Rows from a figure dataset:
━━━━━━━━━━━━━━━━━━━━━━━━━━━━━━
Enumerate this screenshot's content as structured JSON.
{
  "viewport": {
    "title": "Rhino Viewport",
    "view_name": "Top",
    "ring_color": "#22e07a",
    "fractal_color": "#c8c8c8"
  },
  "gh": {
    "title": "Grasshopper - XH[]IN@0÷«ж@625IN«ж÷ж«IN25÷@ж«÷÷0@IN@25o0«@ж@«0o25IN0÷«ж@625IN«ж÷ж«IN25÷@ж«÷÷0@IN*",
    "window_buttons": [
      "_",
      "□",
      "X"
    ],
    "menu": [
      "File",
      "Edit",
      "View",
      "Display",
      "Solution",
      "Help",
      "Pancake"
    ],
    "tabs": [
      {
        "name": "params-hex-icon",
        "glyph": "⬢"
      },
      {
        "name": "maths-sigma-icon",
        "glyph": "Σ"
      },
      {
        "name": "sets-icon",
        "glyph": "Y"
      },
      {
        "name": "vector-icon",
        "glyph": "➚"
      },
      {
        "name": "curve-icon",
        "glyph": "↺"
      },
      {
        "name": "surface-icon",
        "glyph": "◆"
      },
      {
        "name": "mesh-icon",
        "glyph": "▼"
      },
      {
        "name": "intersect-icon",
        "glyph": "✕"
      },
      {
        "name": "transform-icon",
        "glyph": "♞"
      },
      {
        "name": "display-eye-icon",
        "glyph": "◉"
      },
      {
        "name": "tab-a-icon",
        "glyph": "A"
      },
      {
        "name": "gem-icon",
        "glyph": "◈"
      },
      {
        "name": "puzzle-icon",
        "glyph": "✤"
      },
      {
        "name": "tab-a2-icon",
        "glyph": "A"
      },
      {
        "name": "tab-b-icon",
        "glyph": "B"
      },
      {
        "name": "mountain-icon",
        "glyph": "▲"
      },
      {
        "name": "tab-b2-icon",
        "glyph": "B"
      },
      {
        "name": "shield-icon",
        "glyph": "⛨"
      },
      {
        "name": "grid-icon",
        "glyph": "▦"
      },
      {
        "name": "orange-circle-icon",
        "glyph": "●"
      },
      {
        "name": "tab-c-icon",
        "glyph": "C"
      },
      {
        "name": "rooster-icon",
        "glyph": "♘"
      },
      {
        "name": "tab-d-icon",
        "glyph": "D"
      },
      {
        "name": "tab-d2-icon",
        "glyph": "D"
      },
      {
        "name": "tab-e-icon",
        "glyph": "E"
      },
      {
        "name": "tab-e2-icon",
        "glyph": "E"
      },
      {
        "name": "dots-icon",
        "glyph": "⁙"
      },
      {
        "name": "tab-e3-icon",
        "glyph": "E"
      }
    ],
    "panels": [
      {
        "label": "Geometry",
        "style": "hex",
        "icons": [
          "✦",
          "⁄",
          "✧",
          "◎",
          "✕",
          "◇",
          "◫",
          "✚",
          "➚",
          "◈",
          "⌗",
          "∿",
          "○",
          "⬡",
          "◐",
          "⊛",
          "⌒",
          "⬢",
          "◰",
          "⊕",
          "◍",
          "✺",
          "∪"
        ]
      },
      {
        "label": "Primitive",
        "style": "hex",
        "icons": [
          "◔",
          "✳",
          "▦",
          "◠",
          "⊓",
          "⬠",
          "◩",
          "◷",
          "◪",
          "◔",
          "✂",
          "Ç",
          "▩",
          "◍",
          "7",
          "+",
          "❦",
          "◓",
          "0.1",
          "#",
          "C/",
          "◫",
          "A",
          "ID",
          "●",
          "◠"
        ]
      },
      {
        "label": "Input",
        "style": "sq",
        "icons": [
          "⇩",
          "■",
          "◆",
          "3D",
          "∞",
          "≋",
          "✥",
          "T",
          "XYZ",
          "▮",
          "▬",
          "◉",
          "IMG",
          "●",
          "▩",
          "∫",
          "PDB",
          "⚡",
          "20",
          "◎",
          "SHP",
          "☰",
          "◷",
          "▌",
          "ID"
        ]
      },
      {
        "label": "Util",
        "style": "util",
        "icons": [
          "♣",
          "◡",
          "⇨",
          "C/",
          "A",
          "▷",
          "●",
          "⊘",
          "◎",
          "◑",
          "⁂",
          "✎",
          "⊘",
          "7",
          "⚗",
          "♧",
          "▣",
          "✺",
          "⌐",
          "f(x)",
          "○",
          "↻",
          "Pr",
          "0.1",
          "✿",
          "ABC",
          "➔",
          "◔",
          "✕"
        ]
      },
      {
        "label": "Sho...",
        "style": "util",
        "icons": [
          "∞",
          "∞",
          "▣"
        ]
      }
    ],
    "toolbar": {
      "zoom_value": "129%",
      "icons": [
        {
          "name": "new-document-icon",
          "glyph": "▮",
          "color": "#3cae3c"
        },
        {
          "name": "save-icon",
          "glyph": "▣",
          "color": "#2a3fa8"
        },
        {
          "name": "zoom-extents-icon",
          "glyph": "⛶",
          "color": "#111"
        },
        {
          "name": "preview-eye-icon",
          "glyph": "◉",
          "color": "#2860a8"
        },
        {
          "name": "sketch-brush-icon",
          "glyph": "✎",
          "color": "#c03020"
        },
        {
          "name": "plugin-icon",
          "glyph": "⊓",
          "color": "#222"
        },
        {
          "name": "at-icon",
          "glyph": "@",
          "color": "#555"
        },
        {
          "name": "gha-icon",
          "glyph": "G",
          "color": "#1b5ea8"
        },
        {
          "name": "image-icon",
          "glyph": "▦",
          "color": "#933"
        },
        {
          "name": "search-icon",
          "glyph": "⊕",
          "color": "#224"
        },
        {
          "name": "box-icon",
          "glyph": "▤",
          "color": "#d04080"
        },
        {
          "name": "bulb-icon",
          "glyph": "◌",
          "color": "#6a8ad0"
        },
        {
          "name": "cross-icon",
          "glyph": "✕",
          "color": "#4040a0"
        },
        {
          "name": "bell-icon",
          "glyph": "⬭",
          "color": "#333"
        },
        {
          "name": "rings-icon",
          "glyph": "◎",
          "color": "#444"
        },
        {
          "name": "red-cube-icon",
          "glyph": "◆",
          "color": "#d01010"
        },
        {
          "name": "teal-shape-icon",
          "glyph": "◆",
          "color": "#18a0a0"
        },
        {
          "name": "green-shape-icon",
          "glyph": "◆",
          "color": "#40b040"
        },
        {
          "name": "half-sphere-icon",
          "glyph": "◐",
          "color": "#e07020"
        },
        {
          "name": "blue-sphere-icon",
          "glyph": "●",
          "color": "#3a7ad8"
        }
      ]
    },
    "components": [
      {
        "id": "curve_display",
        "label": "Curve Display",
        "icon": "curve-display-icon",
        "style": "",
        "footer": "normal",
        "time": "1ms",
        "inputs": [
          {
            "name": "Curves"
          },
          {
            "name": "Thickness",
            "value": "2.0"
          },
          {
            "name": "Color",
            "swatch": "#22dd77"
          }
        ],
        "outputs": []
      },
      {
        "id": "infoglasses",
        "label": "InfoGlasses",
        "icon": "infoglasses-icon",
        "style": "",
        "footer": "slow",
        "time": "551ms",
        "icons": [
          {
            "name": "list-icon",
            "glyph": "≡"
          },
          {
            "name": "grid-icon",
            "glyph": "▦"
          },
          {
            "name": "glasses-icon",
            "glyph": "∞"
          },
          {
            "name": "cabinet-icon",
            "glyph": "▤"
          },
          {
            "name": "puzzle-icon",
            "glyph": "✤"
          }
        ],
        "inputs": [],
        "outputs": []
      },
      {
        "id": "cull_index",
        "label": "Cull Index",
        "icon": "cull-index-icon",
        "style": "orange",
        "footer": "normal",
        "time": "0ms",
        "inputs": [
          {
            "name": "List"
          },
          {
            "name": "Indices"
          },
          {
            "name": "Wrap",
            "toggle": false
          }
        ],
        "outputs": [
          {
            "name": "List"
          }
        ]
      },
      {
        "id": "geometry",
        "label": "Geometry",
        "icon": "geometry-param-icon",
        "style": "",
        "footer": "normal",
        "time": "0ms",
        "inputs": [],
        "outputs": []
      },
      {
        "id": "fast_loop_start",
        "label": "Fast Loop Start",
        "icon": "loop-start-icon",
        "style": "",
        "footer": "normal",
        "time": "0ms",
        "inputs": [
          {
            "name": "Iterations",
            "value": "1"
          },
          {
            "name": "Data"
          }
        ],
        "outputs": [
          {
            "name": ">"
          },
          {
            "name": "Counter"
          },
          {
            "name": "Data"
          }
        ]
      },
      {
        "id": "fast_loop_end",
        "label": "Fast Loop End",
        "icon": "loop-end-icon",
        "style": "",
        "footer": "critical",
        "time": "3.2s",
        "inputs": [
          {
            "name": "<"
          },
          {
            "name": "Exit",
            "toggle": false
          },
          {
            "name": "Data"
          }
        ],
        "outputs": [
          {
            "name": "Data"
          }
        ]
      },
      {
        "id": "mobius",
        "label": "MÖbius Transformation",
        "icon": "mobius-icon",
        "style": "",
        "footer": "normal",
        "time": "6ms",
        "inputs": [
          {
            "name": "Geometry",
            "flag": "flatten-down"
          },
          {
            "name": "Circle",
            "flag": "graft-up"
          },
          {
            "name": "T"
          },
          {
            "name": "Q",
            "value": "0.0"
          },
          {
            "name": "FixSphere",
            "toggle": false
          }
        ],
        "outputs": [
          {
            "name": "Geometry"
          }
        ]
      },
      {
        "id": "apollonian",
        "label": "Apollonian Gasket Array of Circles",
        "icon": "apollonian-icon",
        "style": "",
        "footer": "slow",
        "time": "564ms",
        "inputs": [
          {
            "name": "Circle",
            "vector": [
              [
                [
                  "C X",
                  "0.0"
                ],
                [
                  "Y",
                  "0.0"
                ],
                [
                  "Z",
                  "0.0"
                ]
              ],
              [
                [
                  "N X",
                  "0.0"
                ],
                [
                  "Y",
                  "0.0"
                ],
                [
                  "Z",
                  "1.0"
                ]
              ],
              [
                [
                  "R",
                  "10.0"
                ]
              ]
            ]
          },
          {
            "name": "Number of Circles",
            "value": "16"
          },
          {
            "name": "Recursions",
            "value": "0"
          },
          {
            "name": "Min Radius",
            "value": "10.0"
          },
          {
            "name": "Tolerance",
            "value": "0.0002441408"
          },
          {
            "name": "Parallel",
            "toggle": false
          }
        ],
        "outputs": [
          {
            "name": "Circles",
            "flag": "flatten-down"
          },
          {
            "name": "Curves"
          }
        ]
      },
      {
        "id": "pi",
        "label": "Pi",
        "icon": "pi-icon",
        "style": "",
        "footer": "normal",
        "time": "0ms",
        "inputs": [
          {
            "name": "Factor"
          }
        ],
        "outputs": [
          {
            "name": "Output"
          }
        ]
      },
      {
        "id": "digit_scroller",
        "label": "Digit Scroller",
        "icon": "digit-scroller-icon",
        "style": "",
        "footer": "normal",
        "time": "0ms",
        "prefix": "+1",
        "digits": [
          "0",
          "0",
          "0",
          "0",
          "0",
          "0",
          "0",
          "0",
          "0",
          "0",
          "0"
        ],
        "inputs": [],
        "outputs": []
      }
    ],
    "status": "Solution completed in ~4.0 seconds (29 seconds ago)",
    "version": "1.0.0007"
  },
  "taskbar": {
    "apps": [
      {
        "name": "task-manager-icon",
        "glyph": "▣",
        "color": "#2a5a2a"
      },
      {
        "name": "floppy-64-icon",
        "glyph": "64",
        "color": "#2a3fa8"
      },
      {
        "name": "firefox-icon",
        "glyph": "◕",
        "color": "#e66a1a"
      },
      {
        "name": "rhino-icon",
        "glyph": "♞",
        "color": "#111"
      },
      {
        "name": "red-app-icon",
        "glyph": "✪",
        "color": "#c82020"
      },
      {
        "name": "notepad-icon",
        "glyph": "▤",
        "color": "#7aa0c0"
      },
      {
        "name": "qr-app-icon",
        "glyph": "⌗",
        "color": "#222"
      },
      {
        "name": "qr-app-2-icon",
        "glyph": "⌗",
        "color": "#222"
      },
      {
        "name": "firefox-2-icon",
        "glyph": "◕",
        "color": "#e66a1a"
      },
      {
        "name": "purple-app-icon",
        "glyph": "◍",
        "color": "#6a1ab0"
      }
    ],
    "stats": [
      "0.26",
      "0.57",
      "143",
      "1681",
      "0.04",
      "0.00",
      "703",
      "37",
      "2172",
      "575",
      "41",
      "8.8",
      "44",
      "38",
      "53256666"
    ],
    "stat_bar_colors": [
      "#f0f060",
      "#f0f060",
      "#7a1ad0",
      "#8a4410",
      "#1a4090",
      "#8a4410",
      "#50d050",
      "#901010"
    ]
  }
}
━━━━━━━━━━━━━━━━━━━━━━━━━━━━━━
**Set exercise**
Pick out every line above that holds the word "shape" and copy it.

**Solution below**
          "name": "teal-shape-icon",
          "name": "green-shape-icon",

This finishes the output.